─── The records

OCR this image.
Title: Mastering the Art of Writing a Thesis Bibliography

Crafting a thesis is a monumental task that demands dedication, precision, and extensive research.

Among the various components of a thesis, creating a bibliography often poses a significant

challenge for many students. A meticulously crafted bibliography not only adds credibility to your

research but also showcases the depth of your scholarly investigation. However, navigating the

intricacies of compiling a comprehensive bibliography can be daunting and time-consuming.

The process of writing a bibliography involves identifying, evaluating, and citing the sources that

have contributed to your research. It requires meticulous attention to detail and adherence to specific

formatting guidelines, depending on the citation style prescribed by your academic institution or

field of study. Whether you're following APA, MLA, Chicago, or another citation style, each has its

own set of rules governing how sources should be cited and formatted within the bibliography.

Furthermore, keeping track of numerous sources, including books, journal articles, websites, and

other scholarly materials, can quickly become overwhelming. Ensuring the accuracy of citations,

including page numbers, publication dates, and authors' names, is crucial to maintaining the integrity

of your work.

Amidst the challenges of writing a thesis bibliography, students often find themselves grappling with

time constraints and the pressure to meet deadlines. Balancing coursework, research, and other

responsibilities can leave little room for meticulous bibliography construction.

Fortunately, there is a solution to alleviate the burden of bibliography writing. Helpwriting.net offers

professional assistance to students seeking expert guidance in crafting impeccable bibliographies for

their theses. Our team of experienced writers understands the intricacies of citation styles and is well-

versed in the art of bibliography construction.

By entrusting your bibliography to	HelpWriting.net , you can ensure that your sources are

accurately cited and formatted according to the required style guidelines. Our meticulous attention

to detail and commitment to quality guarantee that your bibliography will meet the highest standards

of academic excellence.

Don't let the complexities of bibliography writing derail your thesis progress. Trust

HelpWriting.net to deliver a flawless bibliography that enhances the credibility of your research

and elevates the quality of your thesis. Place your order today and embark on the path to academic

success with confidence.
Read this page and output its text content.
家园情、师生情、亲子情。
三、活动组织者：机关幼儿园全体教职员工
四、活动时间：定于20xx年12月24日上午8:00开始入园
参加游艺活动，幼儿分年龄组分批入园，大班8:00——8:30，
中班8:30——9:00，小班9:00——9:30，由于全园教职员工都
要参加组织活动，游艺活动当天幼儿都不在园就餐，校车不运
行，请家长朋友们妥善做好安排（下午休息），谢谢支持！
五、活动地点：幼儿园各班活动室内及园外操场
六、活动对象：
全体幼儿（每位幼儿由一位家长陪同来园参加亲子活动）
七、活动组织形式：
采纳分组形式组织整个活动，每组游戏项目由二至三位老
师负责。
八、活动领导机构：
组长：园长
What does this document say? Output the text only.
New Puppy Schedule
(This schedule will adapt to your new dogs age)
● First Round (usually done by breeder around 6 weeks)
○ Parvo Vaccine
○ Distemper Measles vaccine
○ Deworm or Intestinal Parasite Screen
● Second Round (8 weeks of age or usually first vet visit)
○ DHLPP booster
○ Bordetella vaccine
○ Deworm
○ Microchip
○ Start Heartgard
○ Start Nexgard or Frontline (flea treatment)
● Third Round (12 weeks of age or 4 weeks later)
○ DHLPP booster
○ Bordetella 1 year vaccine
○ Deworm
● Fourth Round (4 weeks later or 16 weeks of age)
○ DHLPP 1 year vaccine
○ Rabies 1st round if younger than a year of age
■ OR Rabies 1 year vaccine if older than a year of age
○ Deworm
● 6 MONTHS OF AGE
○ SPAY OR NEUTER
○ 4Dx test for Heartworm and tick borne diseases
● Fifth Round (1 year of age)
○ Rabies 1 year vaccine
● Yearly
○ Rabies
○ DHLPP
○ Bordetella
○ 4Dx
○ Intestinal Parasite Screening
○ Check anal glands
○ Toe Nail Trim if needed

──────

What you need to do: Give every line of the material again, exactly as it reads.

Answer to this problem:
OCR this image.
Title: Mastering the Art of Writing a Thesis Bibliography

Crafting a thesis is a monumental task that demands dedication, precision, and extensive research.

Among the various components of a thesis, creating a bibliography often poses a significant

challenge for many students. A meticulously crafted bibliography not only adds credibility to your

research but also showcases the depth of your scholarly investigation. However, navigating the

intricacies of compiling a comprehensive bibliography can be daunting and time-consuming.

The process of writing a bibliography involves identifying, evaluating, and citing the sources that

have contributed to your research. It requires meticulous attention to detail and adherence to specific

formatting guidelines, depending on the citation style prescribed by your academic institution or

field of study. Whether you're following APA, MLA, Chicago, or another citation style, each has its

own set of rules governing how sources should be cited and formatted within the bibliography.

Furthermore, keeping track of numerous sources, including books, journal articles, websites, and

other scholarly materials, can quickly become overwhelming. Ensuring the accuracy of citations,

including page numbers, publication dates, and authors' names, is crucial to maintaining the integrity

of your work.

Amidst the challenges of writing a thesis bibliography, students often find themselves grappling with

time constraints and the pressure to meet deadlines. Balancing coursework, research, and other

responsibilities can leave little room for meticulous bibliography construction.

Fortunately, there is a solution to alleviate the burden of bibliography writing. Helpwriting.net offers

professional assistance to students seeking expert guidance in crafting impeccable bibliographies for

their theses. Our team of experienced writers understands the intricacies of citation styles and is well-

versed in the art of bibliography construction.

By entrusting your bibliography to	HelpWriting.net , you can ensure that your sources are

accurately cited and formatted according to the required style guidelines. Our meticulous attention

to detail and commitment to quality guarantee that your bibliography will meet the highest standards

of academic excellence.

Don't let the complexities of bibliography writing derail your thesis progress. Trust

HelpWriting.net to deliver a flawless bibliography that enhances the credibility of your research

and elevates the quality of your thesis. Place your order today and embark on the path to academic

success with confidence.
Read this page and output its text content.
家园情、师生情、亲子情。
三、活动组织者：机关幼儿园全体教职员工
四、活动时间：定于20xx年12月24日上午8:00开始入园
参加游艺活动，幼儿分年龄组分批入园，大班8:00——8:30，
中班8:30——9:00，小班9:00——9:30，由于全园教职员工都
要参加组织活动，游艺活动当天幼儿都不在园就餐，校车不运
行，请家长朋友们妥善做好安排（下午休息），谢谢支持！
五、活动地点：幼儿园各班活动室内及园外操场
六、活动对象：
全体幼儿（每位幼儿由一位家长陪同来园参加亲子活动）
七、活动组织形式：
采纳分组形式组织整个活动，每组游戏项目由二至三位老
师负责。
八、活动领导机构：
组长：园长
What does this document say? Output the text only.
New Puppy Schedule
(This schedule will adapt to your new dogs age)
● First Round (usually done by breeder around 6 weeks)
○ Parvo Vaccine
○ Distemper Measles vaccine
○ Deworm or Intestinal Parasite Screen
● Second Round (8 weeks of age or usually first vet visit)
○ DHLPP booster
○ Bordetella vaccine
○ Deworm
○ Microchip
○ Start Heartgard
○ Start Nexgard or Frontline (flea treatment)
● Third Round (12 weeks of age or 4 weeks later)
○ DHLPP booster
○ Bordetella 1 year vaccine
○ Deworm
● Fourth Round (4 weeks later or 16 weeks of age)
○ DHLPP 1 year vaccine
○ Rabies 1st round if younger than a year of age
■ OR Rabies 1 year vaccine if older than a year of age
○ Deworm
● 6 MONTHS OF AGE
○ SPAY OR NEUTER
○ 4Dx test for Heartworm and tick borne diseases
● Fifth Round (1 year of age)
○ Rabies 1 year vaccine
● Yearly
○ Rabies
○ DHLPP
○ Bordetella
○ 4Dx
○ Intestinal Parasite Screening
○ Check anal glands
○ Toe Nail Trim if needed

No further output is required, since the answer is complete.